- A theatrical poster for "The Eye Of The Dragon Princess" film
- Long Wu Mu
- Directed by: Liu Tao
- Written by: Pu Songling
- Story by: Strange Tales from a Liaozhai
- Based on: Strange Tales from a Liaozhai
- Starring: Nicole Zhu; Peer Zhu; Sherman Ye; Meng Ziye; Olivia Yan; He Yin; Xu Xiaoqin; Chen Yue; Yang Qiyu;
- Production companies: Beijing Oriental Feiyun International Film and Television Co., Ltd.
- Distributed by: Beijing Oriental Feiyun International Film and Television Co., Ltd.
- Release date: 28 August 2020;
- Running time: 87 minutes
- Country: China
- Language: Mandarin

= The Eye of the Dragon Princess =

2020 Chinese film

The Eye of the Dragon Princess, also known as Long Wu Mu (龙无目, Lóng wú mù, lit. dragon without eyes), is a 2020 Chinese fantasy film, directed by Liu Tao, produced by Beijing Oriental Feiyun International Film and Television Co., Ltd., starring Zhu Sheng Yi and
Peer Zhu in lead roles.

# [MATERIAL]
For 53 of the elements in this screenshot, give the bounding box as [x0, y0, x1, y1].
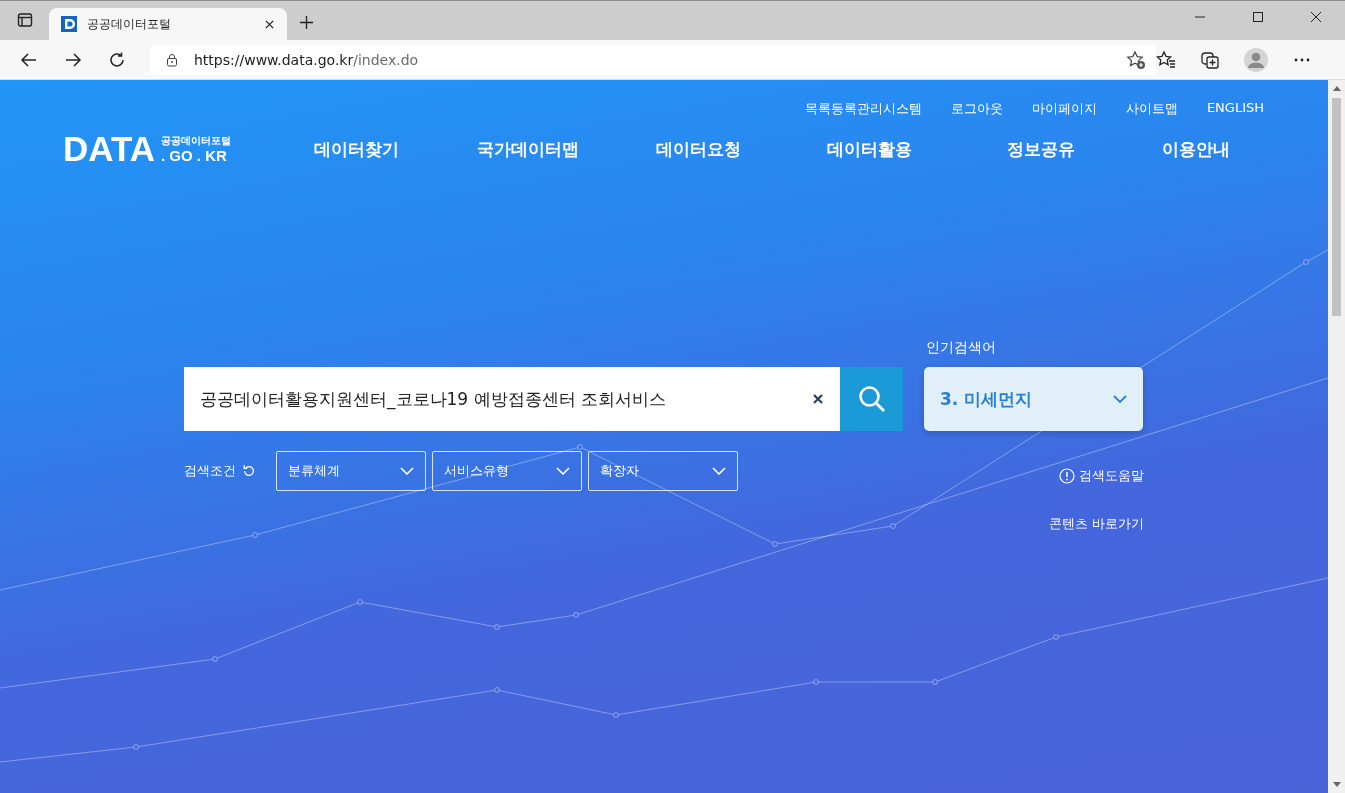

# [AIM OF THE EXERCISE]
Quote the passage from the film page above, from "The Eye of the Dragon Princess, also" up to and including "in lead roles.".

# [THE SOLUTION]
The Eye of the Dragon Princess, also known as Long Wu Mu (龙无目, Lóng wú mù, lit. dragon without eyes), is a 2020 Chinese fantasy film, directed by Liu Tao, produced by Beijing Oriental Feiyun International Film and Television Co., Ltd., starring Zhu Sheng Yi and
Peer Zhu in lead roles.